(Dataset entries)
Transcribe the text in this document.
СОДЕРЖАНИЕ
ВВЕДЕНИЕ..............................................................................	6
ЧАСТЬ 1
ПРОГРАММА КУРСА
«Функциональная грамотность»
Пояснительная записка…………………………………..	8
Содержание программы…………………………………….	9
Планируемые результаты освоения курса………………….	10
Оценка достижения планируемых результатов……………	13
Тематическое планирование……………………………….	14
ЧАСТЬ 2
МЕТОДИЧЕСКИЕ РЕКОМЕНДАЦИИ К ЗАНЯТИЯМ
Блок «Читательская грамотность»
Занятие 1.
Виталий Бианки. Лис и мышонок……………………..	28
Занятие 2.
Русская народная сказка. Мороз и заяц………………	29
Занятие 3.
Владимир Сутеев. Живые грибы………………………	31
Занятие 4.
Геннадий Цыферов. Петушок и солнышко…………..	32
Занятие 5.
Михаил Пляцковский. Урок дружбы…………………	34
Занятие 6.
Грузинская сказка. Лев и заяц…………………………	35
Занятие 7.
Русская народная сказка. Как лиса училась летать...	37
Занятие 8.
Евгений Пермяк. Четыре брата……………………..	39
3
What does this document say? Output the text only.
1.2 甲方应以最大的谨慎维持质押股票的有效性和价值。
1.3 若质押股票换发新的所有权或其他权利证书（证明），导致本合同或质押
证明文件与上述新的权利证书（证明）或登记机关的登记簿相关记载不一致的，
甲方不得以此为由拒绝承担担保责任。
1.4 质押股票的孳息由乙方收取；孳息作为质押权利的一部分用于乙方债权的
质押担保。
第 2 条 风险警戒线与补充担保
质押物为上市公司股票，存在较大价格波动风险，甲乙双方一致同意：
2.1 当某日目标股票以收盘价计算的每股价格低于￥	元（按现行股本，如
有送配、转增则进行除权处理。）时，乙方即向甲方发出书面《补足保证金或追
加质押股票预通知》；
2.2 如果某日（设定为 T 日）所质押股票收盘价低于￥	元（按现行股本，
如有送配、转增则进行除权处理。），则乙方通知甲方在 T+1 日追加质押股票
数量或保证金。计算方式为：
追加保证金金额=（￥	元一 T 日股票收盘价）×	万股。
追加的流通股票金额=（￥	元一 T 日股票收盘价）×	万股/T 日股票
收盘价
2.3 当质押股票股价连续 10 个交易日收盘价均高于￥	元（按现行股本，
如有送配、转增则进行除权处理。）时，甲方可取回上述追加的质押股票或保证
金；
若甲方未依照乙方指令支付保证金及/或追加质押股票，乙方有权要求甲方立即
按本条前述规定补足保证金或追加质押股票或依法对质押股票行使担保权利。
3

- **WORK TO BE COMPLETED**
Each line from the one containing "What does this" to the final line of the entries above must be returned exactly, and no other line may appear.

- **RESPONSE TO THIS EXERCISE**
What does this document say? Output the text only.
1.2 甲方应以最大的谨慎维持质押股票的有效性和价值。
1.3 若质押股票换发新的所有权或其他权利证书（证明），导致本合同或质押
证明文件与上述新的权利证书（证明）或登记机关的登记簿相关记载不一致的，
甲方不得以此为由拒绝承担担保责任。
1.4 质押股票的孳息由乙方收取；孳息作为质押权利的一部分用于乙方债权的
质押担保。
第 2 条 风险警戒线与补充担保
质押物为上市公司股票，存在较大价格波动风险，甲乙双方一致同意：
2.1 当某日目标股票以收盘价计算的每股价格低于￥	元（按现行股本，如
有送配、转增则进行除权处理。）时，乙方即向甲方发出书面《补足保证金或追
加质押股票预通知》；
2.2 如果某日（设定为 T 日）所质押股票收盘价低于￥	元（按现行股本，
如有送配、转增则进行除权处理。），则乙方通知甲方在 T+1 日追加质押股票
数量或保证金。计算方式为：
追加保证金金额=（￥	元一 T 日股票收盘价）×	万股。
追加的流通股票金额=（￥	元一 T 日股票收盘价）×	万股/T 日股票
收盘价
2.3 当质押股票股价连续 10 个交易日收盘价均高于￥	元（按现行股本，
如有送配、转增则进行除权处理。）时，甲方可取回上述追加的质押股票或保证
金；
若甲方未依照乙方指令支付保证金及/或追加质押股票，乙方有权要求甲方立即
按本条前述规定补足保证金或追加质押股票或依法对质押股票行使担保权利。
3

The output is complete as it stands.